» Task objective
Copy every line of the material below word for word.

» Provided information
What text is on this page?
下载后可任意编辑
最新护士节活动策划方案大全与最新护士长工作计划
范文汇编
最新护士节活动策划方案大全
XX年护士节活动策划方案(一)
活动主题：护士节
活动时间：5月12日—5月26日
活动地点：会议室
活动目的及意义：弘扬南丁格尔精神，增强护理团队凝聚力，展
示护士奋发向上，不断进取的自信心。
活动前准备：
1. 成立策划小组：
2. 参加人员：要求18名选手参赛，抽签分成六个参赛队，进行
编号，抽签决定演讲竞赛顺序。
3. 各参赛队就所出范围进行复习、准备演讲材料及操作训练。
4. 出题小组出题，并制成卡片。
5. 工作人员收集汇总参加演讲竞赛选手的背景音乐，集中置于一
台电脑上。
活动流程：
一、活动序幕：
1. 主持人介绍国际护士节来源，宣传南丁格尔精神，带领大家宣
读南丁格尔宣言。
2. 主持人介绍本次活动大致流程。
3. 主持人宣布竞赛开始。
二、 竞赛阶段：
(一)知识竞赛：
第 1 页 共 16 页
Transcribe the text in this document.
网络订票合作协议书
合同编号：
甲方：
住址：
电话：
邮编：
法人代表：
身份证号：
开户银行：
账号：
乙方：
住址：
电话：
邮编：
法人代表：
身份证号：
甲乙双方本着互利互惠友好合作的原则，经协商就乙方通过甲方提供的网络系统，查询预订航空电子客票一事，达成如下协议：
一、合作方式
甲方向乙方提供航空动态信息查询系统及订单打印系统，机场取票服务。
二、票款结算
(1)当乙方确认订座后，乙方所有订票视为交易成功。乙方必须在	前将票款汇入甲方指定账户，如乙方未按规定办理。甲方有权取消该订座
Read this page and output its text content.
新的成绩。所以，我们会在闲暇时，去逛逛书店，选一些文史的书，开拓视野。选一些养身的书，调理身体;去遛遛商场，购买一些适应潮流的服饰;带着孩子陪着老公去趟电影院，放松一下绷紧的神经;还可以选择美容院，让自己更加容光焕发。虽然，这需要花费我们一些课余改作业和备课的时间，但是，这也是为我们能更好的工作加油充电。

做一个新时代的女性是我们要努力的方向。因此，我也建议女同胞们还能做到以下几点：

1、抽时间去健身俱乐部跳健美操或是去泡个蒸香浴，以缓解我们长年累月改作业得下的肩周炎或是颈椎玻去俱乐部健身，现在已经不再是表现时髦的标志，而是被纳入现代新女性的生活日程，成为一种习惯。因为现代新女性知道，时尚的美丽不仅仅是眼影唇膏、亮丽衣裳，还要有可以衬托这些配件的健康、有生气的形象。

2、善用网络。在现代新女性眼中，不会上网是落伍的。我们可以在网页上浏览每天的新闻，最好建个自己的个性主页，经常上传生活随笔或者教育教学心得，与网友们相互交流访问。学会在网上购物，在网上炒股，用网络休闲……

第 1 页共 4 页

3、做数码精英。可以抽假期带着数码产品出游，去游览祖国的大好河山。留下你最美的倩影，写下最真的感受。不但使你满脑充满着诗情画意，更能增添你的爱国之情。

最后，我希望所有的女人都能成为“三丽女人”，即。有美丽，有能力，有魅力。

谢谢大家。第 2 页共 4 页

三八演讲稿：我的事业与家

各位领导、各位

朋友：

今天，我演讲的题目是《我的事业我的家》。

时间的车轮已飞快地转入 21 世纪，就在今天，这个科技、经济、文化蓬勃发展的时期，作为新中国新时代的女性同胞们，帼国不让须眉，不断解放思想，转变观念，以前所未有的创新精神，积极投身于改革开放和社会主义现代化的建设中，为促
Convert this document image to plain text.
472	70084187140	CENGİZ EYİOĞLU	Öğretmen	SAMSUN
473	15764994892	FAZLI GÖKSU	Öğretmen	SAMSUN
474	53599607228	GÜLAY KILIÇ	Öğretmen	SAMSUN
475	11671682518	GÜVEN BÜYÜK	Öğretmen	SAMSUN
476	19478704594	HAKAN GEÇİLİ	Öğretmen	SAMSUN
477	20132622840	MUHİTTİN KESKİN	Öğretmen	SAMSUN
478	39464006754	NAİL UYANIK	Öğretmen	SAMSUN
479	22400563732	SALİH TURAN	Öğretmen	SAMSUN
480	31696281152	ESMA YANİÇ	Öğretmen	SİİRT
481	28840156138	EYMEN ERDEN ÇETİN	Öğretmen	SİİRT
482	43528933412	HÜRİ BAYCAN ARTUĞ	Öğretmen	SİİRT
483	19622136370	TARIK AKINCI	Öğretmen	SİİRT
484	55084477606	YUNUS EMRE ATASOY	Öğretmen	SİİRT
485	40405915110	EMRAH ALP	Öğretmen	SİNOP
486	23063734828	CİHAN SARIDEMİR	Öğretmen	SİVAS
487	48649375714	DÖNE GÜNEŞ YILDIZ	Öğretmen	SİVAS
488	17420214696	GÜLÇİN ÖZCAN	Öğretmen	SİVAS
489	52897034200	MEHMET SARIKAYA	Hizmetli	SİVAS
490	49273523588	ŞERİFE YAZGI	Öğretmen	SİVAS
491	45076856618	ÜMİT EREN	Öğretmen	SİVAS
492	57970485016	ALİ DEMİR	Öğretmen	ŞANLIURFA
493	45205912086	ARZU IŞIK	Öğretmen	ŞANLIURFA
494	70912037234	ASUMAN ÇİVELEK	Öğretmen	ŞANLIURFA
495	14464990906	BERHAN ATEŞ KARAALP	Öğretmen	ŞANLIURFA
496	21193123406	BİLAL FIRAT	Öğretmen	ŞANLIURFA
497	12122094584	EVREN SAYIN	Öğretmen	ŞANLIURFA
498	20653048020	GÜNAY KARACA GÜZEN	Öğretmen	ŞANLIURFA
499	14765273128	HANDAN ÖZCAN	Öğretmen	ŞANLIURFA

» Response
What text is on this page?
下载后可任意编辑
最新护士节活动策划方案大全与最新护士长工作计划
范文汇编
最新护士节活动策划方案大全
XX年护士节活动策划方案(一)
活动主题：护士节
活动时间：5月12日—5月26日
活动地点：会议室
活动目的及意义：弘扬南丁格尔精神，增强护理团队凝聚力，展
示护士奋发向上，不断进取的自信心。
活动前准备：
1. 成立策划小组：
2. 参加人员：要求18名选手参赛，抽签分成六个参赛队，进行
编号，抽签决定演讲竞赛顺序。
3. 各参赛队就所出范围进行复习、准备演讲材料及操作训练。
4. 出题小组出题，并制成卡片。
5. 工作人员收集汇总参加演讲竞赛选手的背景音乐，集中置于一
台电脑上。
活动流程：
一、活动序幕：
1. 主持人介绍国际护士节来源，宣传南丁格尔精神，带领大家宣
读南丁格尔宣言。
2. 主持人介绍本次活动大致流程。
3. 主持人宣布竞赛开始。
二、 竞赛阶段：
(一)知识竞赛：
第 1 页 共 16 页
Transcribe the text in this document.
网络订票合作协议书
合同编号：
甲方：
住址：
电话：
邮编：
法人代表：
身份证号：
开户银行：
账号：
乙方：
住址：
电话：
邮编：
法人代表：
身份证号：
甲乙双方本着互利互惠友好合作的原则，经协商就乙方通过甲方提供的网络系统，查询预订航空电子客票一事，达成如下协议：
一、合作方式
甲方向乙方提供航空动态信息查询系统及订单打印系统，机场取票服务。
二、票款结算
(1)当乙方确认订座后，乙方所有订票视为交易成功。乙方必须在	前将票款汇入甲方指定账户，如乙方未按规定办理。甲方有权取消该订座
Read this page and output its text content.
新的成绩。所以，我们会在闲暇时，去逛逛书店，选一些文史的书，开拓视野。选一些养身的书，调理身体;去遛遛商场，购买一些适应潮流的服饰;带着孩子陪着老公去趟电影院，放松一下绷紧的神经;还可以选择美容院，让自己更加容光焕发。虽然，这需要花费我们一些课余改作业和备课的时间，但是，这也是为我们能更好的工作加油充电。

做一个新时代的女性是我们要努力的方向。因此，我也建议女同胞们还能做到以下几点：

1、抽时间去健身俱乐部跳健美操或是去泡个蒸香浴，以缓解我们长年累月改作业得下的肩周炎或是颈椎玻去俱乐部健身，现在已经不再是表现时髦的标志，而是被纳入现代新女性的生活日程，成为一种习惯。因为现代新女性知道，时尚的美丽不仅仅是眼影唇膏、亮丽衣裳，还要有可以衬托这些配件的健康、有生气的形象。

2、善用网络。在现代新女性眼中，不会上网是落伍的。我们可以在网页上浏览每天的新闻，最好建个自己的个性主页，经常上传生活随笔或者教育教学心得，与网友们相互交流访问。学会在网上购物，在网上炒股，用网络休闲……

第 1 页共 4 页

3、做数码精英。可以抽假期带着数码产品出游，去游览祖国的大好河山。留下你最美的倩影，写下最真的感受。不但使你满脑充满着诗情画意，更能增添你的爱国之情。

最后，我希望所有的女人都能成为“三丽女人”，即。有美丽，有能力，有魅力。

谢谢大家。第 2 页共 4 页

三八演讲稿：我的事业与家

各位领导、各位

朋友：

今天，我演讲的题目是《我的事业我的家》。

时间的车轮已飞快地转入 21 世纪，就在今天，这个科技、经济、文化蓬勃发展的时期，作为新中国新时代的女性同胞们，帼国不让须眉，不断解放思想，转变观念，以前所未有的创新精神，积极投身于改革开放和社会主义现代化的建设中，为促
Convert this document image to plain text.
472	70084187140	CENGİZ EYİOĞLU	Öğretmen	SAMSUN
473	15764994892	FAZLI GÖKSU	Öğretmen	SAMSUN
474	53599607228	GÜLAY KILIÇ	Öğretmen	SAMSUN
475	11671682518	GÜVEN BÜYÜK	Öğretmen	SAMSUN
476	19478704594	HAKAN GEÇİLİ	Öğretmen	SAMSUN
477	20132622840	MUHİTTİN KESKİN	Öğretmen	SAMSUN
478	39464006754	NAİL UYANIK	Öğretmen	SAMSUN
479	22400563732	SALİH TURAN	Öğretmen	SAMSUN
480	31696281152	ESMA YANİÇ	Öğretmen	SİİRT
481	28840156138	EYMEN ERDEN ÇETİN	Öğretmen	SİİRT
482	43528933412	HÜRİ BAYCAN ARTUĞ	Öğretmen	SİİRT
483	19622136370	TARIK AKINCI	Öğretmen	SİİRT
484	55084477606	YUNUS EMRE ATASOY	Öğretmen	SİİRT
485	40405915110	EMRAH ALP	Öğretmen	SİNOP
486	23063734828	CİHAN SARIDEMİR	Öğretmen	SİVAS
487	48649375714	DÖNE GÜNEŞ YILDIZ	Öğretmen	SİVAS
488	17420214696	GÜLÇİN ÖZCAN	Öğretmen	SİVAS
489	52897034200	MEHMET SARIKAYA	Hizmetli	SİVAS
490	49273523588	ŞERİFE YAZGI	Öğretmen	SİVAS
491	45076856618	ÜMİT EREN	Öğretmen	SİVAS
492	57970485016	ALİ DEMİR	Öğretmen	ŞANLIURFA
493	45205912086	ARZU IŞIK	Öğretmen	ŞANLIURFA
494	70912037234	ASUMAN ÇİVELEK	Öğretmen	ŞANLIURFA
495	14464990906	BERHAN ATEŞ KARAALP	Öğretmen	ŞANLIURFA
496	21193123406	BİLAL FIRAT	Öğretmen	ŞANLIURFA
497	12122094584	EVREN SAYIN	Öğretmen	ŞANLIURFA
498	20653048020	GÜNAY KARACA GÜZEN	Öğretmen	ŞANLIURFA
499	14765273128	HANDAN ÖZCAN	Öğretmen	ŞANLIURFA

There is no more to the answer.